Write out the records that appear below, verbatim and complete, but without pictures.
-- begin --
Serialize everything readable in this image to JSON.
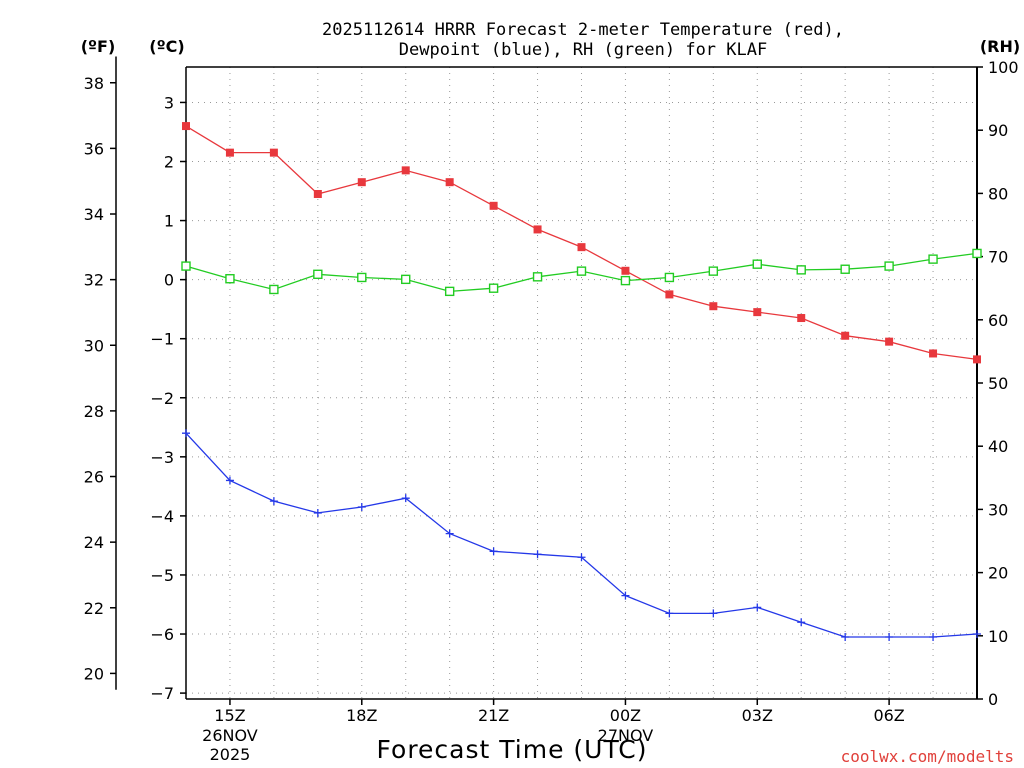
{
  "header": {
    "title_line1": "2025112614 HRRR Forecast 2-meter Temperature (red),",
    "title_line2": "Dewpoint (blue), RH (green) for KLAF"
  },
  "units": {
    "fahrenheit": "(ºF)",
    "celsius": "(ºC)",
    "rh": "(RH)"
  },
  "footer": {
    "xlabel": "Forecast Time (UTC)",
    "credit": "coolwx.com/modelts"
  },
  "colors": {
    "temperature": "#e8383d",
    "dewpoint": "#2438e8",
    "rh": "#22cc22",
    "grid": "#999999"
  },
  "chart_data": {
    "type": "line",
    "title": "2025112614 HRRR Forecast 2-meter Temperature (red), Dewpoint (blue), RH (green) for KLAF",
    "xlabel": "Forecast Time (UTC)",
    "x_hours": [
      14,
      15,
      16,
      17,
      18,
      19,
      20,
      21,
      22,
      23,
      0,
      1,
      2,
      3,
      4,
      5,
      6,
      7,
      8
    ],
    "xlim": [
      14,
      32
    ],
    "x_ticks": [
      {
        "x": 15,
        "label": "15Z",
        "sub": [
          "26NOV",
          "2025"
        ]
      },
      {
        "x": 18,
        "label": "18Z",
        "sub": []
      },
      {
        "x": 21,
        "label": "21Z",
        "sub": []
      },
      {
        "x": 24,
        "label": "00Z",
        "sub": [
          "27NOV"
        ]
      },
      {
        "x": 27,
        "label": "03Z",
        "sub": []
      },
      {
        "x": 30,
        "label": "06Z",
        "sub": []
      }
    ],
    "y_celsius": {
      "lim": [
        -7.1,
        3.6
      ],
      "ticks": [
        3,
        2,
        1,
        0,
        -1,
        -2,
        -3,
        -4,
        -5,
        -6,
        -7
      ],
      "tick_labels": [
        "3",
        "2",
        "1",
        "0",
        "−1",
        "−2",
        "−3",
        "−4",
        "−5",
        "−6",
        "−7"
      ]
    },
    "y_fahrenheit": {
      "ticks": [
        38,
        36,
        34,
        32,
        30,
        28,
        26,
        24,
        22,
        20
      ],
      "tick_labels": [
        "38",
        "36",
        "34",
        "32",
        "30",
        "28",
        "26",
        "24",
        "22",
        "20"
      ]
    },
    "y_rh": {
      "lim": [
        0,
        100
      ],
      "ticks": [
        100,
        90,
        80,
        70,
        60,
        50,
        40,
        30,
        20,
        10,
        0
      ],
      "tick_labels": [
        "100",
        "90",
        "80",
        "70",
        "60",
        "50",
        "40",
        "30",
        "20",
        "10",
        "0"
      ]
    },
    "series": [
      {
        "name": "Temperature (°C)",
        "axis": "celsius",
        "color": "#e8383d",
        "marker": "filled-square",
        "values": [
          2.6,
          2.15,
          2.15,
          1.45,
          1.65,
          1.85,
          1.65,
          1.25,
          0.85,
          0.55,
          0.15,
          -0.25,
          -0.45,
          -0.55,
          -0.65,
          -0.95,
          -1.05,
          -1.25,
          -1.35
        ]
      },
      {
        "name": "Dewpoint (°C)",
        "axis": "celsius",
        "color": "#2438e8",
        "marker": "plus",
        "values": [
          -2.6,
          -3.4,
          -3.75,
          -3.95,
          -3.85,
          -3.7,
          -4.3,
          -4.6,
          -4.65,
          -4.7,
          -5.35,
          -5.65,
          -5.65,
          -5.55,
          -5.8,
          -6.05,
          -6.05,
          -6.05,
          -6.0
        ]
      },
      {
        "name": "RH (%)",
        "axis": "rh",
        "color": "#22cc22",
        "marker": "open-square",
        "values": [
          68.5,
          66.5,
          64.8,
          67.2,
          66.7,
          66.4,
          64.5,
          65.0,
          66.8,
          67.7,
          66.2,
          66.7,
          67.7,
          68.8,
          67.9,
          68.0,
          68.5,
          69.6,
          70.5
        ]
      }
    ]
  }
}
-- end --
• **THE ANSWER**:
Serialize everything readable in this image to JSON.
{
  "header": {
    "title_line1": "2025112614 HRRR Forecast 2-meter Temperature (red),",
    "title_line2": "Dewpoint (blue), RH (green) for KLAF"
  },
  "units": {
    "fahrenheit": "(ºF)",
    "celsius": "(ºC)",
    "rh": "(RH)"
  },
  "footer": {
    "xlabel": "Forecast Time (UTC)",
    "credit": "coolwx.com/modelts"
  },
  "colors": {
    "temperature": "#e8383d",
    "dewpoint": "#2438e8",
    "rh": "#22cc22",
    "grid": "#999999"
  },
  "chart_data": {
    "type": "line",
    "title": "2025112614 HRRR Forecast 2-meter Temperature (red), Dewpoint (blue), RH (green) for KLAF",
    "xlabel": "Forecast Time (UTC)",
    "x_hours": [
      14,
      15,
      16,
      17,
      18,
      19,
      20,
      21,
      22,
      23,
      0,
      1,
      2,
      3,
      4,
      5,
      6,
      7,
      8
    ],
    "xlim": [
      14,
      32
    ],
    "x_ticks": [
      {
        "x": 15,
        "label": "15Z",
        "sub": [
          "26NOV",
          "2025"
        ]
      },
      {
        "x": 18,
        "label": "18Z",
        "sub": []
      },
      {
        "x": 21,
        "label": "21Z",
        "sub": []
      },
      {
        "x": 24,
        "label": "00Z",
        "sub": [
          "27NOV"
        ]
      },
      {
        "x": 27,
        "label": "03Z",
        "sub": []
      },
      {
        "x": 30,
        "label": "06Z",
        "sub": []
      }
    ],
    "y_celsius": {
      "lim": [
        -7.1,
        3.6
      ],
      "ticks": [
        3,
        2,
        1,
        0,
        -1,
        -2,
        -3,
        -4,
        -5,
        -6,
        -7
      ],
      "tick_labels": [
        "3",
        "2",
        "1",
        "0",
        "−1",
        "−2",
        "−3",
        "−4",
        "−5",
        "−6",
        "−7"
      ]
    },
    "y_fahrenheit": {
      "ticks": [
        38,
        36,
        34,
        32,
        30,
        28,
        26,
        24,
        22,
        20
      ],
      "tick_labels": [
        "38",
        "36",
        "34",
        "32",
        "30",
        "28",
        "26",
        "24",
        "22",
        "20"
      ]
    },
    "y_rh": {
      "lim": [
        0,
        100
      ],
      "ticks": [
        100,
        90,
        80,
        70,
        60,
        50,
        40,
        30,
        20,
        10,
        0
      ],
      "tick_labels": [
        "100",
        "90",
        "80",
        "70",
        "60",
        "50",
        "40",
        "30",
        "20",
        "10",
        "0"
      ]
    },
    "series": [
      {
        "name": "Temperature (°C)",
        "axis": "celsius",
        "color": "#e8383d",
        "marker": "filled-square",
        "values": [
          2.6,
          2.15,
          2.15,
          1.45,
          1.65,
          1.85,
          1.65,
          1.25,
          0.85,
          0.55,
          0.15,
          -0.25,
          -0.45,
          -0.55,
          -0.65,
          -0.95,
          -1.05,
          -1.25,
          -1.35
        ]
      },
      {
        "name": "Dewpoint (°C)",
        "axis": "celsius",
        "color": "#2438e8",
        "marker": "plus",
        "values": [
          -2.6,
          -3.4,
          -3.75,
          -3.95,
          -3.85,
          -3.7,
          -4.3,
          -4.6,
          -4.65,
          -4.7,
          -5.35,
          -5.65,
          -5.65,
          -5.55,
          -5.8,
          -6.05,
          -6.05,
          -6.05,
          -6.0
        ]
      },
      {
        "name": "RH (%)",
        "axis": "rh",
        "color": "#22cc22",
        "marker": "open-square",
        "values": [
          68.5,
          66.5,
          64.8,
          67.2,
          66.7,
          66.4,
          64.5,
          65.0,
          66.8,
          67.7,
          66.2,
          66.7,
          67.7,
          68.8,
          67.9,
          68.0,
          68.5,
          69.6,
          70.5
        ]
      }
    ]
  }
}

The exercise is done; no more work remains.